* **WORK TO COMPLETE**: How many lines in this data contain the string "name"? Reply with the number only.

━━ ENTRIES SHOWN ━━

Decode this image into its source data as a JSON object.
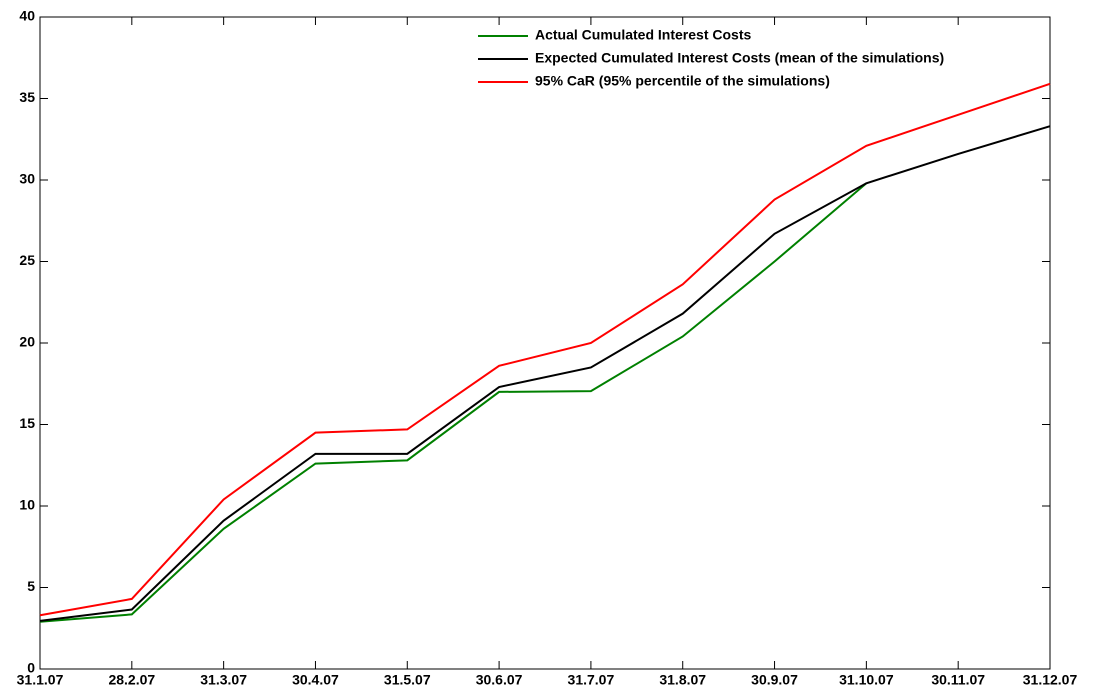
{
  "chart_data": {
    "type": "line",
    "categories": [
      "31.1.07",
      "28.2.07",
      "31.3.07",
      "30.4.07",
      "31.5.07",
      "30.6.07",
      "31.7.07",
      "31.8.07",
      "30.9.07",
      "31.10.07",
      "30.11.07",
      "31.12.07"
    ],
    "series": [
      {
        "name": "Actual Cumulated Interest Costs",
        "color": "#008000",
        "values": [
          2.9,
          3.35,
          8.6,
          12.6,
          12.8,
          17.0,
          17.05,
          20.4,
          25.0,
          29.8,
          null,
          null
        ]
      },
      {
        "name": "Expected Cumulated Interest Costs (mean of the simulations)",
        "color": "#000000",
        "values": [
          2.95,
          3.65,
          9.1,
          13.2,
          13.2,
          17.3,
          18.5,
          21.8,
          26.7,
          29.8,
          31.6,
          33.3
        ]
      },
      {
        "name": "95% CaR (95% percentile of the simulations)",
        "color": "#ff0000",
        "values": [
          3.3,
          4.3,
          10.4,
          14.5,
          14.7,
          18.6,
          20.0,
          23.6,
          28.8,
          32.1,
          34.0,
          35.9
        ]
      }
    ],
    "ylim": [
      0,
      40
    ],
    "yticks": [
      0,
      5,
      10,
      15,
      20,
      25,
      30,
      35,
      40
    ],
    "grid": false,
    "legend": "top-right"
  }
}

━━━

* **EXERCISE OUTPUT**: 3